Print all of the entries exactly, minus the pictures.

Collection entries
-- Start --
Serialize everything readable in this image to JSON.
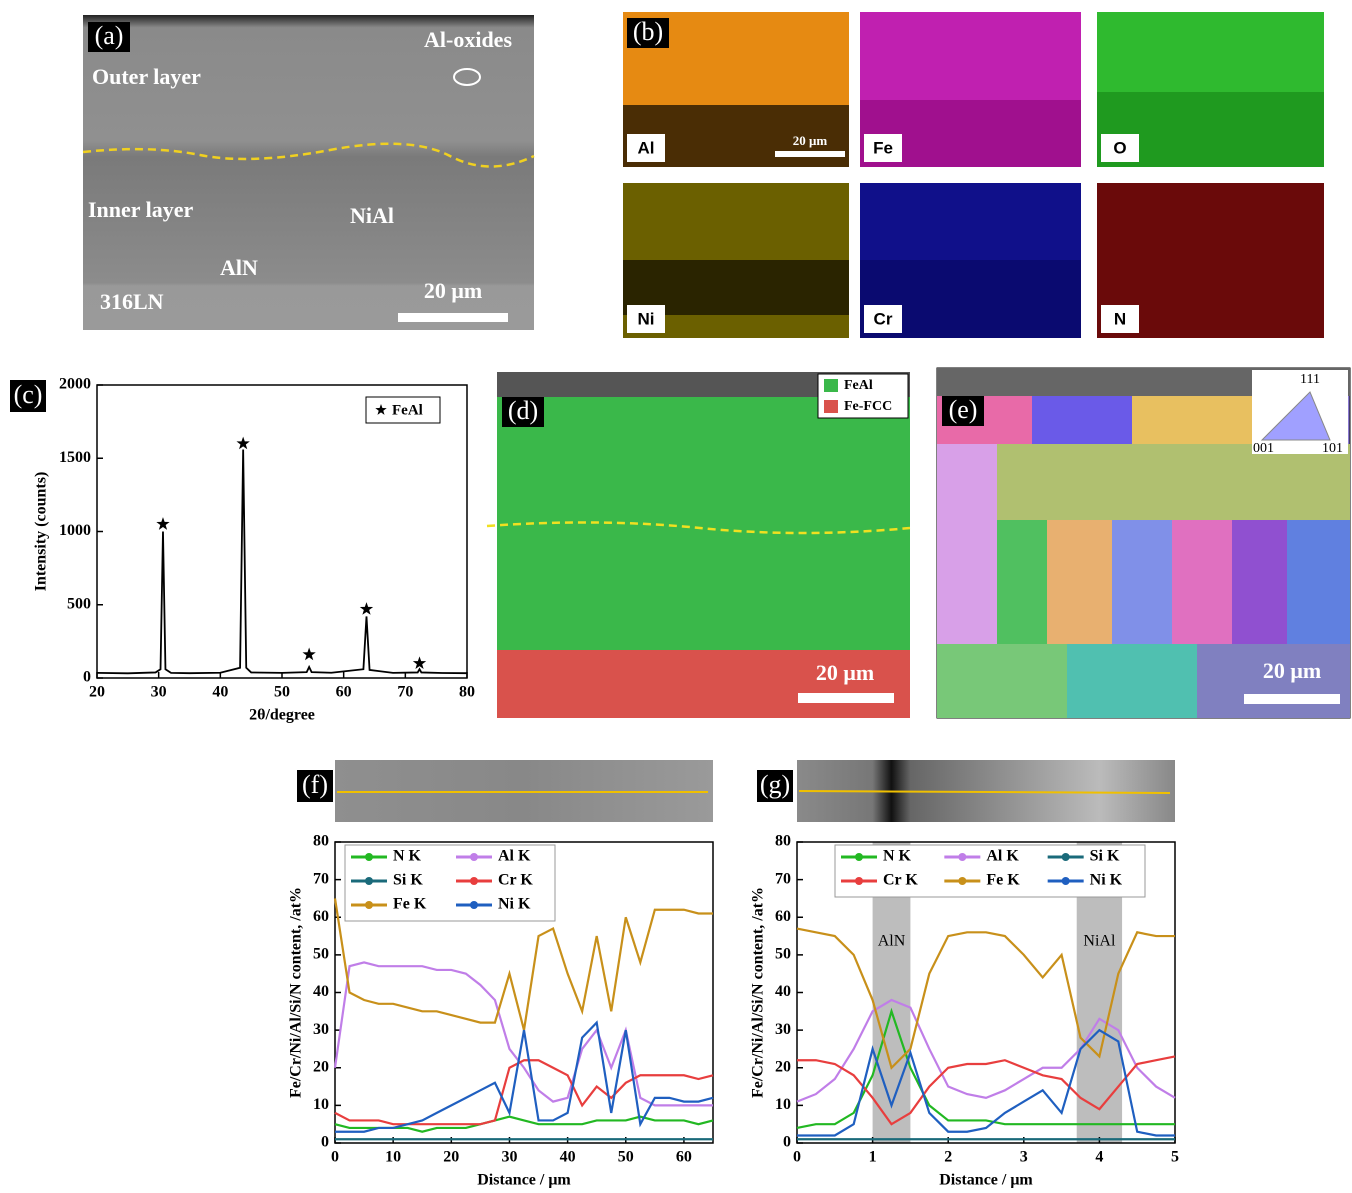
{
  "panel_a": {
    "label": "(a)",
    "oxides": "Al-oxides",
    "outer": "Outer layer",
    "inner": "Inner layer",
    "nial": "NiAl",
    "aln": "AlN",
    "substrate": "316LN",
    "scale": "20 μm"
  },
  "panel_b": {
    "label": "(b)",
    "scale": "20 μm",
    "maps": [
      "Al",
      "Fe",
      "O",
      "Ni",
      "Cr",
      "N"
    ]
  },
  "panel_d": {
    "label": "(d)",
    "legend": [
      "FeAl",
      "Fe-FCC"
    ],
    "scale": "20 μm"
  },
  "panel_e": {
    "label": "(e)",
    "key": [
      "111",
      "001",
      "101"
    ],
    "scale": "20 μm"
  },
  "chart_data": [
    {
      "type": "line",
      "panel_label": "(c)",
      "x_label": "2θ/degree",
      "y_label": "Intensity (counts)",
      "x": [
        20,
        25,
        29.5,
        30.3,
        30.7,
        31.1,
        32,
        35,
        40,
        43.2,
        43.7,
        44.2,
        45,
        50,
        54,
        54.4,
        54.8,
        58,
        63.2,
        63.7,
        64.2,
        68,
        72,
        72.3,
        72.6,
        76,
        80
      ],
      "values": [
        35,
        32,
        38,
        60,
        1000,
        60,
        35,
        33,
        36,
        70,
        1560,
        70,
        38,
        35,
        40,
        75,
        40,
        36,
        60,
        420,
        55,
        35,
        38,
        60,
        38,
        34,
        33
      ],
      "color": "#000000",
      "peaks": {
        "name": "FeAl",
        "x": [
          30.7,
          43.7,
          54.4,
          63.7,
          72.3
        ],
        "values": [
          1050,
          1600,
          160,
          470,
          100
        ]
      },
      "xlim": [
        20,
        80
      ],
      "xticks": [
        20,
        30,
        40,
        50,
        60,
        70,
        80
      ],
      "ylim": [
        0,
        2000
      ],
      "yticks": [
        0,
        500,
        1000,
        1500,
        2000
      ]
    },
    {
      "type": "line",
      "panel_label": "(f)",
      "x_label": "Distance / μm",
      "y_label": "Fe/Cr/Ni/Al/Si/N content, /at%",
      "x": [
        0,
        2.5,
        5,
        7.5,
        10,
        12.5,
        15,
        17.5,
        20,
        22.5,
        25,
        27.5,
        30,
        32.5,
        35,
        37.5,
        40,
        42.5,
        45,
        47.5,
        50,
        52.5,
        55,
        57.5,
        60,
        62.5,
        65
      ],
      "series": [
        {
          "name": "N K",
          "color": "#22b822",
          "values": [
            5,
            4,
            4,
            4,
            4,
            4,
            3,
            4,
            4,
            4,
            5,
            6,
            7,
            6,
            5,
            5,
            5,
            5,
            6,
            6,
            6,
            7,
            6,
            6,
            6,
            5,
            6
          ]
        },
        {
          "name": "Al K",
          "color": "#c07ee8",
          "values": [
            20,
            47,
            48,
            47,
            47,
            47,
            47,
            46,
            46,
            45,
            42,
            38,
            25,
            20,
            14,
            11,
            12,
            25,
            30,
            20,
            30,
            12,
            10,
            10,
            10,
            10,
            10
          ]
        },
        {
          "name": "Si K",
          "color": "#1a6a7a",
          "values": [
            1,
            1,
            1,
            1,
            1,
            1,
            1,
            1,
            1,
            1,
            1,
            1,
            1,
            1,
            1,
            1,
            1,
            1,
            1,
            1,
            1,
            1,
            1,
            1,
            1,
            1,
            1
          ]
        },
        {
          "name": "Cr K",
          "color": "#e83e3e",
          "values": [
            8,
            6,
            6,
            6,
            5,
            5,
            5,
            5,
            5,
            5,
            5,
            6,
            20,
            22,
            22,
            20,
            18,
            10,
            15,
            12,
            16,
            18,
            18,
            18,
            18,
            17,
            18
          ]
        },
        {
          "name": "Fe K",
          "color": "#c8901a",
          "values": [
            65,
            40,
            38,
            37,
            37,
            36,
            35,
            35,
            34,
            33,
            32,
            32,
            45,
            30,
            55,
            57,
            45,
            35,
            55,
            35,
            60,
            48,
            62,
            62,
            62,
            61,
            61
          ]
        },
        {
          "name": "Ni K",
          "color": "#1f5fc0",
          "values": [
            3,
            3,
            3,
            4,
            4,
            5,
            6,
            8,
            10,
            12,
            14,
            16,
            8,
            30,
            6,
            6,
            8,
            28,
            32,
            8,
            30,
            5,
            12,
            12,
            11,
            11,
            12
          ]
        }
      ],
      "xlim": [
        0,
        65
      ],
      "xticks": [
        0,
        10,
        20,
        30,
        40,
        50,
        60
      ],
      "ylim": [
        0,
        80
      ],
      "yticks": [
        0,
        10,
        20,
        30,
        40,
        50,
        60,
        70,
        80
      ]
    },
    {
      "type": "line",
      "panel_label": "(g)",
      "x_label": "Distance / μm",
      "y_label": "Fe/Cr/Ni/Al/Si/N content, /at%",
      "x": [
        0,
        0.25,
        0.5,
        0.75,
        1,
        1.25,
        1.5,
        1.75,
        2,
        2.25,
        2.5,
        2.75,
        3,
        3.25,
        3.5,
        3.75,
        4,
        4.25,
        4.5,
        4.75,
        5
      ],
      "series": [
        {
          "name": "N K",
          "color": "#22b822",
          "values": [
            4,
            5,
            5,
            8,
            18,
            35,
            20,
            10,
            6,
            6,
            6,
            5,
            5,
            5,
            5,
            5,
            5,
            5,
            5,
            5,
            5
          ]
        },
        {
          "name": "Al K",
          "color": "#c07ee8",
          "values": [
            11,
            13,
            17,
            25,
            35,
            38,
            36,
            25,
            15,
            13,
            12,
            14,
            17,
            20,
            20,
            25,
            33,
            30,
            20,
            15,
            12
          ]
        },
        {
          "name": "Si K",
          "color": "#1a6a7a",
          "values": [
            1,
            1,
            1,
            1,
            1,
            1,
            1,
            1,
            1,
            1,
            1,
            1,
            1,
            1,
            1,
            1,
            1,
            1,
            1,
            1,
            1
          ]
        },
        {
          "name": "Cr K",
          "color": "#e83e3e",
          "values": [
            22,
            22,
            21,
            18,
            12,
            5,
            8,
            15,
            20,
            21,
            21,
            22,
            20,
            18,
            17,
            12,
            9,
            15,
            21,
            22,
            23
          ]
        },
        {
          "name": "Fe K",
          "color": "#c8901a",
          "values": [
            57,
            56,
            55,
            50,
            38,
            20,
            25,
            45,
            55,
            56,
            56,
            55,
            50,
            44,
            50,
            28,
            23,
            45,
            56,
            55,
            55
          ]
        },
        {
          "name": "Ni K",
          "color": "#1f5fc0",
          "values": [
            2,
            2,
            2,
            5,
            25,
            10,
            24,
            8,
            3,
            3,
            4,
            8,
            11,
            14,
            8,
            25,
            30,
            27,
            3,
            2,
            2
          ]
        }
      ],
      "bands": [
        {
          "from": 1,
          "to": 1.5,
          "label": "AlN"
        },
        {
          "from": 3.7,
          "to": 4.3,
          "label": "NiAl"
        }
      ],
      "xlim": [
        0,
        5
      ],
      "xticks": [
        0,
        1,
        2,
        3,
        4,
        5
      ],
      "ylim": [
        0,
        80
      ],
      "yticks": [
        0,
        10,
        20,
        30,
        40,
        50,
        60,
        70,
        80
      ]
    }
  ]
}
-- End --
• **Exercise output**
Serialize everything readable in this image to JSON.
{
  "panel_a": {
    "label": "(a)",
    "oxides": "Al-oxides",
    "outer": "Outer layer",
    "inner": "Inner layer",
    "nial": "NiAl",
    "aln": "AlN",
    "substrate": "316LN",
    "scale": "20 μm"
  },
  "panel_b": {
    "label": "(b)",
    "scale": "20 μm",
    "maps": [
      "Al",
      "Fe",
      "O",
      "Ni",
      "Cr",
      "N"
    ]
  },
  "panel_d": {
    "label": "(d)",
    "legend": [
      "FeAl",
      "Fe-FCC"
    ],
    "scale": "20 μm"
  },
  "panel_e": {
    "label": "(e)",
    "key": [
      "111",
      "001",
      "101"
    ],
    "scale": "20 μm"
  },
  "chart_data": [
    {
      "type": "line",
      "panel_label": "(c)",
      "x_label": "2θ/degree",
      "y_label": "Intensity (counts)",
      "x": [
        20,
        25,
        29.5,
        30.3,
        30.7,
        31.1,
        32,
        35,
        40,
        43.2,
        43.7,
        44.2,
        45,
        50,
        54,
        54.4,
        54.8,
        58,
        63.2,
        63.7,
        64.2,
        68,
        72,
        72.3,
        72.6,
        76,
        80
      ],
      "values": [
        35,
        32,
        38,
        60,
        1000,
        60,
        35,
        33,
        36,
        70,
        1560,
        70,
        38,
        35,
        40,
        75,
        40,
        36,
        60,
        420,
        55,
        35,
        38,
        60,
        38,
        34,
        33
      ],
      "color": "#000000",
      "peaks": {
        "name": "FeAl",
        "x": [
          30.7,
          43.7,
          54.4,
          63.7,
          72.3
        ],
        "values": [
          1050,
          1600,
          160,
          470,
          100
        ]
      },
      "xlim": [
        20,
        80
      ],
      "xticks": [
        20,
        30,
        40,
        50,
        60,
        70,
        80
      ],
      "ylim": [
        0,
        2000
      ],
      "yticks": [
        0,
        500,
        1000,
        1500,
        2000
      ]
    },
    {
      "type": "line",
      "panel_label": "(f)",
      "x_label": "Distance / μm",
      "y_label": "Fe/Cr/Ni/Al/Si/N content, /at%",
      "x": [
        0,
        2.5,
        5,
        7.5,
        10,
        12.5,
        15,
        17.5,
        20,
        22.5,
        25,
        27.5,
        30,
        32.5,
        35,
        37.5,
        40,
        42.5,
        45,
        47.5,
        50,
        52.5,
        55,
        57.5,
        60,
        62.5,
        65
      ],
      "series": [
        {
          "name": "N K",
          "color": "#22b822",
          "values": [
            5,
            4,
            4,
            4,
            4,
            4,
            3,
            4,
            4,
            4,
            5,
            6,
            7,
            6,
            5,
            5,
            5,
            5,
            6,
            6,
            6,
            7,
            6,
            6,
            6,
            5,
            6
          ]
        },
        {
          "name": "Al K",
          "color": "#c07ee8",
          "values": [
            20,
            47,
            48,
            47,
            47,
            47,
            47,
            46,
            46,
            45,
            42,
            38,
            25,
            20,
            14,
            11,
            12,
            25,
            30,
            20,
            30,
            12,
            10,
            10,
            10,
            10,
            10
          ]
        },
        {
          "name": "Si K",
          "color": "#1a6a7a",
          "values": [
            1,
            1,
            1,
            1,
            1,
            1,
            1,
            1,
            1,
            1,
            1,
            1,
            1,
            1,
            1,
            1,
            1,
            1,
            1,
            1,
            1,
            1,
            1,
            1,
            1,
            1,
            1
          ]
        },
        {
          "name": "Cr K",
          "color": "#e83e3e",
          "values": [
            8,
            6,
            6,
            6,
            5,
            5,
            5,
            5,
            5,
            5,
            5,
            6,
            20,
            22,
            22,
            20,
            18,
            10,
            15,
            12,
            16,
            18,
            18,
            18,
            18,
            17,
            18
          ]
        },
        {
          "name": "Fe K",
          "color": "#c8901a",
          "values": [
            65,
            40,
            38,
            37,
            37,
            36,
            35,
            35,
            34,
            33,
            32,
            32,
            45,
            30,
            55,
            57,
            45,
            35,
            55,
            35,
            60,
            48,
            62,
            62,
            62,
            61,
            61
          ]
        },
        {
          "name": "Ni K",
          "color": "#1f5fc0",
          "values": [
            3,
            3,
            3,
            4,
            4,
            5,
            6,
            8,
            10,
            12,
            14,
            16,
            8,
            30,
            6,
            6,
            8,
            28,
            32,
            8,
            30,
            5,
            12,
            12,
            11,
            11,
            12
          ]
        }
      ],
      "xlim": [
        0,
        65
      ],
      "xticks": [
        0,
        10,
        20,
        30,
        40,
        50,
        60
      ],
      "ylim": [
        0,
        80
      ],
      "yticks": [
        0,
        10,
        20,
        30,
        40,
        50,
        60,
        70,
        80
      ]
    },
    {
      "type": "line",
      "panel_label": "(g)",
      "x_label": "Distance / μm",
      "y_label": "Fe/Cr/Ni/Al/Si/N content, /at%",
      "x": [
        0,
        0.25,
        0.5,
        0.75,
        1,
        1.25,
        1.5,
        1.75,
        2,
        2.25,
        2.5,
        2.75,
        3,
        3.25,
        3.5,
        3.75,
        4,
        4.25,
        4.5,
        4.75,
        5
      ],
      "series": [
        {
          "name": "N K",
          "color": "#22b822",
          "values": [
            4,
            5,
            5,
            8,
            18,
            35,
            20,
            10,
            6,
            6,
            6,
            5,
            5,
            5,
            5,
            5,
            5,
            5,
            5,
            5,
            5
          ]
        },
        {
          "name": "Al K",
          "color": "#c07ee8",
          "values": [
            11,
            13,
            17,
            25,
            35,
            38,
            36,
            25,
            15,
            13,
            12,
            14,
            17,
            20,
            20,
            25,
            33,
            30,
            20,
            15,
            12
          ]
        },
        {
          "name": "Si K",
          "color": "#1a6a7a",
          "values": [
            1,
            1,
            1,
            1,
            1,
            1,
            1,
            1,
            1,
            1,
            1,
            1,
            1,
            1,
            1,
            1,
            1,
            1,
            1,
            1,
            1
          ]
        },
        {
          "name": "Cr K",
          "color": "#e83e3e",
          "values": [
            22,
            22,
            21,
            18,
            12,
            5,
            8,
            15,
            20,
            21,
            21,
            22,
            20,
            18,
            17,
            12,
            9,
            15,
            21,
            22,
            23
          ]
        },
        {
          "name": "Fe K",
          "color": "#c8901a",
          "values": [
            57,
            56,
            55,
            50,
            38,
            20,
            25,
            45,
            55,
            56,
            56,
            55,
            50,
            44,
            50,
            28,
            23,
            45,
            56,
            55,
            55
          ]
        },
        {
          "name": "Ni K",
          "color": "#1f5fc0",
          "values": [
            2,
            2,
            2,
            5,
            25,
            10,
            24,
            8,
            3,
            3,
            4,
            8,
            11,
            14,
            8,
            25,
            30,
            27,
            3,
            2,
            2
          ]
        }
      ],
      "bands": [
        {
          "from": 1,
          "to": 1.5,
          "label": "AlN"
        },
        {
          "from": 3.7,
          "to": 4.3,
          "label": "NiAl"
        }
      ],
      "xlim": [
        0,
        5
      ],
      "xticks": [
        0,
        1,
        2,
        3,
        4,
        5
      ],
      "ylim": [
        0,
        80
      ],
      "yticks": [
        0,
        10,
        20,
        30,
        40,
        50,
        60,
        70,
        80
      ]
    }
  ]
}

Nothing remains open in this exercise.